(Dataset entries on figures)
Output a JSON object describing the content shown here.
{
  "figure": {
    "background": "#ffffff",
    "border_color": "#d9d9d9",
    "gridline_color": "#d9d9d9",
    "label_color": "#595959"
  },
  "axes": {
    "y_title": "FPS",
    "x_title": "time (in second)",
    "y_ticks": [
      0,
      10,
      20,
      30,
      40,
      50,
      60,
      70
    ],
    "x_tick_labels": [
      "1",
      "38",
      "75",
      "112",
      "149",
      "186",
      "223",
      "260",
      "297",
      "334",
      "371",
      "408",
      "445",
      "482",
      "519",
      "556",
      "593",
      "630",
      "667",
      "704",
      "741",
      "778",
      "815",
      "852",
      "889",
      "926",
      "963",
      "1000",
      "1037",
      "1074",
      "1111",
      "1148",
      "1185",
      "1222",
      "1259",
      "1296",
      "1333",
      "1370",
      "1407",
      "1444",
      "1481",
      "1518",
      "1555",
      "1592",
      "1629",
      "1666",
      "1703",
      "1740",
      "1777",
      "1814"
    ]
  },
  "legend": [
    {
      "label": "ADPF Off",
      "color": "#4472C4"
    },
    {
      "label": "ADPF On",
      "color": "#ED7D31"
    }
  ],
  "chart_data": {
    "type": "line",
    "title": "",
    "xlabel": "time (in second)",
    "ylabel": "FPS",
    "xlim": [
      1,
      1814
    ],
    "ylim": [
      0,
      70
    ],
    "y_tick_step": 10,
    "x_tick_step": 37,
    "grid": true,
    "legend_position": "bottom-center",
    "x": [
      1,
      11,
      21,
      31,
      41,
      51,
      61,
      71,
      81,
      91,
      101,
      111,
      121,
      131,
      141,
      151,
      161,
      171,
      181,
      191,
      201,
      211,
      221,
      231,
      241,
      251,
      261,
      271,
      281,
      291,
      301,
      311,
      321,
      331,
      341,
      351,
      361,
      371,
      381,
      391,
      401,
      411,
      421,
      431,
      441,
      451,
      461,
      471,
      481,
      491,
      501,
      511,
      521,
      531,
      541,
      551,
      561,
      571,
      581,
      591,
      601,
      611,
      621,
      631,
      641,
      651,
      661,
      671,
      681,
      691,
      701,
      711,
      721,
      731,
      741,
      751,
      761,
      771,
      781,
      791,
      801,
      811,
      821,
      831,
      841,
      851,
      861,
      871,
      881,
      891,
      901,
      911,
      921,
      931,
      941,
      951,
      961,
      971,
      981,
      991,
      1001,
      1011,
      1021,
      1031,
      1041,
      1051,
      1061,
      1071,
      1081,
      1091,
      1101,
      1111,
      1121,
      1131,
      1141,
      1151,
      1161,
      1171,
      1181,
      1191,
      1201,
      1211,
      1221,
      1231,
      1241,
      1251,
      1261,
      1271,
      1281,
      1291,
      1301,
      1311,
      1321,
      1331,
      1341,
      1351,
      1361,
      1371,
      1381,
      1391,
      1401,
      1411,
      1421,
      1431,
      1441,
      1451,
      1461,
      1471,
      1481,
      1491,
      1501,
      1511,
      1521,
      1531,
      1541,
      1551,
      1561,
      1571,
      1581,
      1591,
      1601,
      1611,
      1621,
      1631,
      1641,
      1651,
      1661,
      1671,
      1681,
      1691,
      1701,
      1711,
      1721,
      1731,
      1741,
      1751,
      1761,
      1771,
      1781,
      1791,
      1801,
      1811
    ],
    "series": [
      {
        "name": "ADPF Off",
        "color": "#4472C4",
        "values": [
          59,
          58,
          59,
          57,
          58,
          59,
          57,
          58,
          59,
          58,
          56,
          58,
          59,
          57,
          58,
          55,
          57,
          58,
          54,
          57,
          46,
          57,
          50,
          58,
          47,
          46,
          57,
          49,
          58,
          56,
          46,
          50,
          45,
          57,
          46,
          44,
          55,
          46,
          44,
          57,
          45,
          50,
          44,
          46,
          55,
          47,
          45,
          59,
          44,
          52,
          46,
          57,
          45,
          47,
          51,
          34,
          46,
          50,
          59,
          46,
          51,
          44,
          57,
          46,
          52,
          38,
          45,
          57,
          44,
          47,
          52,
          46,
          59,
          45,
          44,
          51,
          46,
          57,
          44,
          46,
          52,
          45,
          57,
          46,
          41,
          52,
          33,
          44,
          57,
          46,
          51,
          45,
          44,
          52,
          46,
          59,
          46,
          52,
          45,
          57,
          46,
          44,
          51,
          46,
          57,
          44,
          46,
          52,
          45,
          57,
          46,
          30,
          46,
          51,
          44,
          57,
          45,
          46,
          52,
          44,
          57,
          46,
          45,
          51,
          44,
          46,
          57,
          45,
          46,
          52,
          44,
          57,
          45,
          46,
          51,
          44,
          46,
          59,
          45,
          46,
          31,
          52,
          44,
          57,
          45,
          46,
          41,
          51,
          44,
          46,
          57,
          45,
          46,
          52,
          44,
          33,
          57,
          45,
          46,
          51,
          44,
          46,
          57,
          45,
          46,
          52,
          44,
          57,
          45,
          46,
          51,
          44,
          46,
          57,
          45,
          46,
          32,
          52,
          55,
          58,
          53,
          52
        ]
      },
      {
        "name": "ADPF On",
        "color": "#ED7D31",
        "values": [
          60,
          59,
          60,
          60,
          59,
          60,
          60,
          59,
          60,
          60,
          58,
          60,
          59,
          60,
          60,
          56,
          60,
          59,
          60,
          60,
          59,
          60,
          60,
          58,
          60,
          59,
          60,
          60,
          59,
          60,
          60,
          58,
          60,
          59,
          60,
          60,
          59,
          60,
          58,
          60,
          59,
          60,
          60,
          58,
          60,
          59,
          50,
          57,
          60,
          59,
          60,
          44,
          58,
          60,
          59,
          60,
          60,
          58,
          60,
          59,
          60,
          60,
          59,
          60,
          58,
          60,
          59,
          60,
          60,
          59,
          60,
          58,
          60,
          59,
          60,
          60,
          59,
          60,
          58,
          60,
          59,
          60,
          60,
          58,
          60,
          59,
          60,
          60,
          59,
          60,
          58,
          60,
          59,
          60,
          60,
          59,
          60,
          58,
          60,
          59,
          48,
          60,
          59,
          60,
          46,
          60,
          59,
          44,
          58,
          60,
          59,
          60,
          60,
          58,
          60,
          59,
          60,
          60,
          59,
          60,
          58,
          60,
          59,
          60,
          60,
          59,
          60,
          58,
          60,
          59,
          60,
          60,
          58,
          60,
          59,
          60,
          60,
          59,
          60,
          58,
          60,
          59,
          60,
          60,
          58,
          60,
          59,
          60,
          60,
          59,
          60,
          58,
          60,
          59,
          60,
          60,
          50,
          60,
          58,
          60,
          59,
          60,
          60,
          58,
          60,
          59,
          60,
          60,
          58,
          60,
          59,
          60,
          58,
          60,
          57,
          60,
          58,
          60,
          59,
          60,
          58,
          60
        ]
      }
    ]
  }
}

**Problem:** Copy out the whole listing, exactly as written.

**Output for this task:**
Output a JSON object describing the content shown here.
{
  "figure": {
    "background": "#ffffff",
    "border_color": "#d9d9d9",
    "gridline_color": "#d9d9d9",
    "label_color": "#595959"
  },
  "axes": {
    "y_title": "FPS",
    "x_title": "time (in second)",
    "y_ticks": [
      0,
      10,
      20,
      30,
      40,
      50,
      60,
      70
    ],
    "x_tick_labels": [
      "1",
      "38",
      "75",
      "112",
      "149",
      "186",
      "223",
      "260",
      "297",
      "334",
      "371",
      "408",
      "445",
      "482",
      "519",
      "556",
      "593",
      "630",
      "667",
      "704",
      "741",
      "778",
      "815",
      "852",
      "889",
      "926",
      "963",
      "1000",
      "1037",
      "1074",
      "1111",
      "1148",
      "1185",
      "1222",
      "1259",
      "1296",
      "1333",
      "1370",
      "1407",
      "1444",
      "1481",
      "1518",
      "1555",
      "1592",
      "1629",
      "1666",
      "1703",
      "1740",
      "1777",
      "1814"
    ]
  },
  "legend": [
    {
      "label": "ADPF Off",
      "color": "#4472C4"
    },
    {
      "label": "ADPF On",
      "color": "#ED7D31"
    }
  ],
  "chart_data": {
    "type": "line",
    "title": "",
    "xlabel": "time (in second)",
    "ylabel": "FPS",
    "xlim": [
      1,
      1814
    ],
    "ylim": [
      0,
      70
    ],
    "y_tick_step": 10,
    "x_tick_step": 37,
    "grid": true,
    "legend_position": "bottom-center",
    "x": [
      1,
      11,
      21,
      31,
      41,
      51,
      61,
      71,
      81,
      91,
      101,
      111,
      121,
      131,
      141,
      151,
      161,
      171,
      181,
      191,
      201,
      211,
      221,
      231,
      241,
      251,
      261,
      271,
      281,
      291,
      301,
      311,
      321,
      331,
      341,
      351,
      361,
      371,
      381,
      391,
      401,
      411,
      421,
      431,
      441,
      451,
      461,
      471,
      481,
      491,
      501,
      511,
      521,
      531,
      541,
      551,
      561,
      571,
      581,
      591,
      601,
      611,
      621,
      631,
      641,
      651,
      661,
      671,
      681,
      691,
      701,
      711,
      721,
      731,
      741,
      751,
      761,
      771,
      781,
      791,
      801,
      811,
      821,
      831,
      841,
      851,
      861,
      871,
      881,
      891,
      901,
      911,
      921,
      931,
      941,
      951,
      961,
      971,
      981,
      991,
      1001,
      1011,
      1021,
      1031,
      1041,
      1051,
      1061,
      1071,
      1081,
      1091,
      1101,
      1111,
      1121,
      1131,
      1141,
      1151,
      1161,
      1171,
      1181,
      1191,
      1201,
      1211,
      1221,
      1231,
      1241,
      1251,
      1261,
      1271,
      1281,
      1291,
      1301,
      1311,
      1321,
      1331,
      1341,
      1351,
      1361,
      1371,
      1381,
      1391,
      1401,
      1411,
      1421,
      1431,
      1441,
      1451,
      1461,
      1471,
      1481,
      1491,
      1501,
      1511,
      1521,
      1531,
      1541,
      1551,
      1561,
      1571,
      1581,
      1591,
      1601,
      1611,
      1621,
      1631,
      1641,
      1651,
      1661,
      1671,
      1681,
      1691,
      1701,
      1711,
      1721,
      1731,
      1741,
      1751,
      1761,
      1771,
      1781,
      1791,
      1801,
      1811
    ],
    "series": [
      {
        "name": "ADPF Off",
        "color": "#4472C4",
        "values": [
          59,
          58,
          59,
          57,
          58,
          59,
          57,
          58,
          59,
          58,
          56,
          58,
          59,
          57,
          58,
          55,
          57,
          58,
          54,
          57,
          46,
          57,
          50,
          58,
          47,
          46,
          57,
          49,
          58,
          56,
          46,
          50,
          45,
          57,
          46,
          44,
          55,
          46,
          44,
          57,
          45,
          50,
          44,
          46,
          55,
          47,
          45,
          59,
          44,
          52,
          46,
          57,
          45,
          47,
          51,
          34,
          46,
          50,
          59,
          46,
          51,
          44,
          57,
          46,
          52,
          38,
          45,
          57,
          44,
          47,
          52,
          46,
          59,
          45,
          44,
          51,
          46,
          57,
          44,
          46,
          52,
          45,
          57,
          46,
          41,
          52,
          33,
          44,
          57,
          46,
          51,
          45,
          44,
          52,
          46,
          59,
          46,
          52,
          45,
          57,
          46,
          44,
          51,
          46,
          57,
          44,
          46,
          52,
          45,
          57,
          46,
          30,
          46,
          51,
          44,
          57,
          45,
          46,
          52,
          44,
          57,
          46,
          45,
          51,
          44,
          46,
          57,
          45,
          46,
          52,
          44,
          57,
          45,
          46,
          51,
          44,
          46,
          59,
          45,
          46,
          31,
          52,
          44,
          57,
          45,
          46,
          41,
          51,
          44,
          46,
          57,
          45,
          46,
          52,
          44,
          33,
          57,
          45,
          46,
          51,
          44,
          46,
          57,
          45,
          46,
          52,
          44,
          57,
          45,
          46,
          51,
          44,
          46,
          57,
          45,
          46,
          32,
          52,
          55,
          58,
          53,
          52
        ]
      },
      {
        "name": "ADPF On",
        "color": "#ED7D31",
        "values": [
          60,
          59,
          60,
          60,
          59,
          60,
          60,
          59,
          60,
          60,
          58,
          60,
          59,
          60,
          60,
          56,
          60,
          59,
          60,
          60,
          59,
          60,
          60,
          58,
          60,
          59,
          60,
          60,
          59,
          60,
          60,
          58,
          60,
          59,
          60,
          60,
          59,
          60,
          58,
          60,
          59,
          60,
          60,
          58,
          60,
          59,
          50,
          57,
          60,
          59,
          60,
          44,
          58,
          60,
          59,
          60,
          60,
          58,
          60,
          59,
          60,
          60,
          59,
          60,
          58,
          60,
          59,
          60,
          60,
          59,
          60,
          58,
          60,
          59,
          60,
          60,
          59,
          60,
          58,
          60,
          59,
          60,
          60,
          58,
          60,
          59,
          60,
          60,
          59,
          60,
          58,
          60,
          59,
          60,
          60,
          59,
          60,
          58,
          60,
          59,
          48,
          60,
          59,
          60,
          46,
          60,
          59,
          44,
          58,
          60,
          59,
          60,
          60,
          58,
          60,
          59,
          60,
          60,
          59,
          60,
          58,
          60,
          59,
          60,
          60,
          59,
          60,
          58,
          60,
          59,
          60,
          60,
          58,
          60,
          59,
          60,
          60,
          59,
          60,
          58,
          60,
          59,
          60,
          60,
          58,
          60,
          59,
          60,
          60,
          59,
          60,
          58,
          60,
          59,
          60,
          60,
          50,
          60,
          58,
          60,
          59,
          60,
          60,
          58,
          60,
          59,
          60,
          60,
          58,
          60,
          59,
          60,
          58,
          60,
          57,
          60,
          58,
          60,
          59,
          60,
          58,
          60
        ]
      }
    ]
  }
}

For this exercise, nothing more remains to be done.